### PROBLEM
Starting with the first line of the records and going on through the line with "transcript-paragraph[interactable]: our poor", write those lines out again, substituting "coordinates" for "bounding boxes" and leaving everything else unchanged.

### SOURCE DATA
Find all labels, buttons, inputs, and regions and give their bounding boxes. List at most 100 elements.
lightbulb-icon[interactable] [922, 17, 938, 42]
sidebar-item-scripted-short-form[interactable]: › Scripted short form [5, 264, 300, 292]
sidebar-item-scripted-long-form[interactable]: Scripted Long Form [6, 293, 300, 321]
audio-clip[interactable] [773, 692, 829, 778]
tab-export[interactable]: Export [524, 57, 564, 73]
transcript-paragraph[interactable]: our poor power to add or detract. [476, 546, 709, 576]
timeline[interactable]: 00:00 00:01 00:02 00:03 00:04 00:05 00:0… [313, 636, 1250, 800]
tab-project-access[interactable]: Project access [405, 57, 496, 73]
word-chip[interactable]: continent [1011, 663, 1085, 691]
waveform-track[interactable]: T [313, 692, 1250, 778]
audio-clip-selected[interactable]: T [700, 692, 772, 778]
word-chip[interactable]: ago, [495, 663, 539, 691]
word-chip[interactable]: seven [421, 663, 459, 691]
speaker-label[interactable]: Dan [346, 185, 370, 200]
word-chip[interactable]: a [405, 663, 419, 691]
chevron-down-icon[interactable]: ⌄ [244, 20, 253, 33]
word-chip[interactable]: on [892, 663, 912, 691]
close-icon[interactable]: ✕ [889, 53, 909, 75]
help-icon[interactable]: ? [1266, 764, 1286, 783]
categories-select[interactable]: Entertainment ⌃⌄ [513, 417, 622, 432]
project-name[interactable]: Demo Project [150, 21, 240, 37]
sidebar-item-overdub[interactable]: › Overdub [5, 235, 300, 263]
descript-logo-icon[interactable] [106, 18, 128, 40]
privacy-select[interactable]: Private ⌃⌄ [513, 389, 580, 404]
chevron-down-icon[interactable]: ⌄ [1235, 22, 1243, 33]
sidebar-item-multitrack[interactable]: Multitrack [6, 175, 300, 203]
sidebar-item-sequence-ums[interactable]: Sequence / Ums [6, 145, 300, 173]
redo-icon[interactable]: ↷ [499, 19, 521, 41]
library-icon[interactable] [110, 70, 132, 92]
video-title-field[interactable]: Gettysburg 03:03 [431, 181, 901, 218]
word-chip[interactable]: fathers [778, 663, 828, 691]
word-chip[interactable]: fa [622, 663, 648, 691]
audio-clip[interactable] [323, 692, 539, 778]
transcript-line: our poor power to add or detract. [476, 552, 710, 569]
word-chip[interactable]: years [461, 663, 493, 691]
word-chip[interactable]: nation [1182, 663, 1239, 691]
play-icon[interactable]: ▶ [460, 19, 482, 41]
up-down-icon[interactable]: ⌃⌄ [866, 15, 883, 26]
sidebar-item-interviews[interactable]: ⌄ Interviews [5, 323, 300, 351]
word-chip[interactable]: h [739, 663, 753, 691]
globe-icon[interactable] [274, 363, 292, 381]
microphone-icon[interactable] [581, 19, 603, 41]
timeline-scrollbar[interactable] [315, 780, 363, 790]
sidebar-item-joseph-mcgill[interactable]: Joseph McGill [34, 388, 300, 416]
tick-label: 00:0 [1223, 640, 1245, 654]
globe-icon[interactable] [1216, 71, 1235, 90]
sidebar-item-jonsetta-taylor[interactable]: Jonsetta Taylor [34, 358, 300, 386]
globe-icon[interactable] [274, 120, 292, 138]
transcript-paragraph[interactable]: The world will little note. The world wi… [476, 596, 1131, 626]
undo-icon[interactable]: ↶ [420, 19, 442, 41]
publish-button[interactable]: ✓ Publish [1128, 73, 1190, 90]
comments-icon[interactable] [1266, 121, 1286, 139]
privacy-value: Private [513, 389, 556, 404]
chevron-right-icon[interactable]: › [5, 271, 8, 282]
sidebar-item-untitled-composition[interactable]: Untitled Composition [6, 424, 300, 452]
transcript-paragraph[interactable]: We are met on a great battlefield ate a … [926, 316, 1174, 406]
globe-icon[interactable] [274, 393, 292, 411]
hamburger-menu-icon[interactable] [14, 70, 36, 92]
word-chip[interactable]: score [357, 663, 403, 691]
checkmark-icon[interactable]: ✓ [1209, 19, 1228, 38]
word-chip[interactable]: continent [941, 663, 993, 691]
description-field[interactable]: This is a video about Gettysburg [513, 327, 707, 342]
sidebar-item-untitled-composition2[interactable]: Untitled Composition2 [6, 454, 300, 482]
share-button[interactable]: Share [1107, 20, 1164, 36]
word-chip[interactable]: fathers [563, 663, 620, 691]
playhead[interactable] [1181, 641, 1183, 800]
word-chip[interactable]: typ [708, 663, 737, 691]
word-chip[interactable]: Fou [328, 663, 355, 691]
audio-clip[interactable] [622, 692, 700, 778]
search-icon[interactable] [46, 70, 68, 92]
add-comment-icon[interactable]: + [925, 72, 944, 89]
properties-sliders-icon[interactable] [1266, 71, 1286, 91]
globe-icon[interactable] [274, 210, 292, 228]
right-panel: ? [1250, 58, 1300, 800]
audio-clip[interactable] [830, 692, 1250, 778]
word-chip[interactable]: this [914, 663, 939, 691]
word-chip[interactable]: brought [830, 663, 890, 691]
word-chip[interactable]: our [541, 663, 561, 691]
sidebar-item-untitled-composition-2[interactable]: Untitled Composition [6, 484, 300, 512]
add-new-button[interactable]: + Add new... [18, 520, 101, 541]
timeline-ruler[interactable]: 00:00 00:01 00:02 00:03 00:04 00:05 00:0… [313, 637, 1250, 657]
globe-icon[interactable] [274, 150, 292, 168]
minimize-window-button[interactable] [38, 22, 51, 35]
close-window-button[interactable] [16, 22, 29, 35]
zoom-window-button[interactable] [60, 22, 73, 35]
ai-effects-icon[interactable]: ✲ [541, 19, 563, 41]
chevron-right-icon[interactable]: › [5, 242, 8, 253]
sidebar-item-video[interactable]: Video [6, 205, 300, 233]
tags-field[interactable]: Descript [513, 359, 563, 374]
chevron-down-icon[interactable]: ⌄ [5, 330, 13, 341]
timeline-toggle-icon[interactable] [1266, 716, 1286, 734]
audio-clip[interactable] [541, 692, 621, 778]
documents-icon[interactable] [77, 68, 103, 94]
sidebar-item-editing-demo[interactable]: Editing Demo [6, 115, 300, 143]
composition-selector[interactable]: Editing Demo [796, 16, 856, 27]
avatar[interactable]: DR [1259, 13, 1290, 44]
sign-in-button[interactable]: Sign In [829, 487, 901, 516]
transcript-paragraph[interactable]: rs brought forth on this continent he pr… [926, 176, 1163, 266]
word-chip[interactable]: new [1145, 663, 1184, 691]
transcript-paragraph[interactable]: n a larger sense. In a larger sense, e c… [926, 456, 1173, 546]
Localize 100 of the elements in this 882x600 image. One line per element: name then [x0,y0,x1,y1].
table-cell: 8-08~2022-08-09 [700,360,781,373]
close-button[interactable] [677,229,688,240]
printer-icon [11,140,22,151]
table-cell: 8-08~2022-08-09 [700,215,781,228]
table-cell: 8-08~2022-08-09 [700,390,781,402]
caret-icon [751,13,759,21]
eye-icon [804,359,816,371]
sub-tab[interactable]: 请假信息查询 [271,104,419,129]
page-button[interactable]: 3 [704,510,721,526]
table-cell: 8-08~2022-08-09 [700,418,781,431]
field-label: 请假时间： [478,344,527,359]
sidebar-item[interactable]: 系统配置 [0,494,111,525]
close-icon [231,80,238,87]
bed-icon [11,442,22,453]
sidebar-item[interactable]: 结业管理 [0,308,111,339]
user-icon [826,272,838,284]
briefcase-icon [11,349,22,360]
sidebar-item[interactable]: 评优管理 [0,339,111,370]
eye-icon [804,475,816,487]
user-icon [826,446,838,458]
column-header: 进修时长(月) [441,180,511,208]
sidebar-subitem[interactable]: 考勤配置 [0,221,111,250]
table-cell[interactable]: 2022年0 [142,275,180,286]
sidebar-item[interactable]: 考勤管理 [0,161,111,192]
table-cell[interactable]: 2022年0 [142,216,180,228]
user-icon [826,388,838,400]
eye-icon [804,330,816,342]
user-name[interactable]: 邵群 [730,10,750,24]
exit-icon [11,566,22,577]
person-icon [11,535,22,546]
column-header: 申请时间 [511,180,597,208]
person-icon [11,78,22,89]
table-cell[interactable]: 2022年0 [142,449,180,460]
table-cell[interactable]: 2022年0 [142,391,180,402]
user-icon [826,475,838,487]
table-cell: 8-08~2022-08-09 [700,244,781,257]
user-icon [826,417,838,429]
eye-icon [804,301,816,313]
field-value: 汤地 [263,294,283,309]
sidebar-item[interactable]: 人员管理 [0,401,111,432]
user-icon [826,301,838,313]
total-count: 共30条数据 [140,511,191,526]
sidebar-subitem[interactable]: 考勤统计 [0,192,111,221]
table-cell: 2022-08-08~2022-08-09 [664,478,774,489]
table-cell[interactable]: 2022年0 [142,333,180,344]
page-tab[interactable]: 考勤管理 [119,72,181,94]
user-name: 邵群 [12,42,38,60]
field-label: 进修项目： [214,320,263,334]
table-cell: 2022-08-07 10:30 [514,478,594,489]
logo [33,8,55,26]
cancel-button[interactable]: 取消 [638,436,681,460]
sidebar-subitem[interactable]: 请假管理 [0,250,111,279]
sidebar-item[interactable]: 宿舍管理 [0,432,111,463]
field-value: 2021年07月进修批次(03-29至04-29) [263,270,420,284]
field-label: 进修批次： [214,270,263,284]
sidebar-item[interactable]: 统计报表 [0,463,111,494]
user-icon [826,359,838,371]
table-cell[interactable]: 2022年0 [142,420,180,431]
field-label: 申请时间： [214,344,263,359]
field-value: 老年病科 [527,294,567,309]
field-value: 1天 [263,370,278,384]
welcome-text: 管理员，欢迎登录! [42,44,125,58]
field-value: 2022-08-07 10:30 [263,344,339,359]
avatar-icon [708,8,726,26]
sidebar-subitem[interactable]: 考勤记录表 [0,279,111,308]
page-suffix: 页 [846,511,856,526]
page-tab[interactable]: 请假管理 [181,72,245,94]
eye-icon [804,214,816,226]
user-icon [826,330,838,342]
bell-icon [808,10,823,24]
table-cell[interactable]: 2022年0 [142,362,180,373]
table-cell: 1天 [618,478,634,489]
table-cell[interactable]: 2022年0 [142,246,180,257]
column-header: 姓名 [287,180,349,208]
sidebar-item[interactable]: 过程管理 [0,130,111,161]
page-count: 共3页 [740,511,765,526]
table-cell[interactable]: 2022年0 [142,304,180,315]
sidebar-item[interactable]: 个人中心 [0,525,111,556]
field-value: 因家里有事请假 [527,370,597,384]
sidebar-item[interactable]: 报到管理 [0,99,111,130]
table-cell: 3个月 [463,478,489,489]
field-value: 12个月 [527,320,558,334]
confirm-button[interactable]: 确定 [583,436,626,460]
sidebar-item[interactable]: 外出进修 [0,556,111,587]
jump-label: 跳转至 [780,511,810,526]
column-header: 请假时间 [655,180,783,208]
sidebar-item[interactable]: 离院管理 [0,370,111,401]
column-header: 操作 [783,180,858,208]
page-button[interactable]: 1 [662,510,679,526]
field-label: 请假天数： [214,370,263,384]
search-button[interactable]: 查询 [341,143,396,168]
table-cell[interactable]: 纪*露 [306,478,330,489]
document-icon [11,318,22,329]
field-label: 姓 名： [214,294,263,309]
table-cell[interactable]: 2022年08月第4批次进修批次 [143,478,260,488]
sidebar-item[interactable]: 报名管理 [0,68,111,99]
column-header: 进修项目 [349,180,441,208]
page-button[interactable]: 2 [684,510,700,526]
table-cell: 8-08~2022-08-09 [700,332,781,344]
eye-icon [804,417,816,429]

### THE RESPONSE
Find all labels, buttons, inputs, and regions and give their coordinates. List at most 100 elements.
lightbulb-icon[interactable] [922, 17, 938, 42]
sidebar-item-scripted-short-form[interactable]: › Scripted short form [5, 264, 300, 292]
sidebar-item-scripted-long-form[interactable]: Scripted Long Form [6, 293, 300, 321]
audio-clip[interactable] [773, 692, 829, 778]
tab-export[interactable]: Export [524, 57, 564, 73]
transcript-paragraph[interactable]: our poor power to add or detract. [476, 546, 709, 576]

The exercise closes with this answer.